▶ [Data entries]

---

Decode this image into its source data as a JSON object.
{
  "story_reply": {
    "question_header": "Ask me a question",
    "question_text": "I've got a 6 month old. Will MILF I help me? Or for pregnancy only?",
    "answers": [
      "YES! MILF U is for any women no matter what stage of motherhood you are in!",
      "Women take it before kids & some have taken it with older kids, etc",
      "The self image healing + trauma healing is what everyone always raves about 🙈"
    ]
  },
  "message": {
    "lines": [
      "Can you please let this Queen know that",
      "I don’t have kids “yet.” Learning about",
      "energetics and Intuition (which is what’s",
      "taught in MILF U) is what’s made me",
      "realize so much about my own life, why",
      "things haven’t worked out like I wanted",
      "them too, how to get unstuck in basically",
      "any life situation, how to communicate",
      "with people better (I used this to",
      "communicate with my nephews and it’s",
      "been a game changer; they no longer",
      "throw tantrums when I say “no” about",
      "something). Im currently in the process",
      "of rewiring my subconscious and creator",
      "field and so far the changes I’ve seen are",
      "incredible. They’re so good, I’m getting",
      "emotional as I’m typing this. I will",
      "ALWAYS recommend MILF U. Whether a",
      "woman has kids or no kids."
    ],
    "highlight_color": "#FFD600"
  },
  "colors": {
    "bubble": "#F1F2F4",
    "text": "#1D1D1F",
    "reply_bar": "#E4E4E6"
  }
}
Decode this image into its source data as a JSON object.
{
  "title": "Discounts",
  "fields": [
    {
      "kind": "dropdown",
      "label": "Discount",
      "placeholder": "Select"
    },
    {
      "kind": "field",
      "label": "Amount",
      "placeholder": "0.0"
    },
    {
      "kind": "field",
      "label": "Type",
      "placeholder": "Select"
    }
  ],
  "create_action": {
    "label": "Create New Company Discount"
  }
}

---

▶ [Aim] Pick out the lines that contain "life" and copy them.

▶ [Solution for this problem]
      "realize so much about my own life, why",
      "any life situation, how to communicate",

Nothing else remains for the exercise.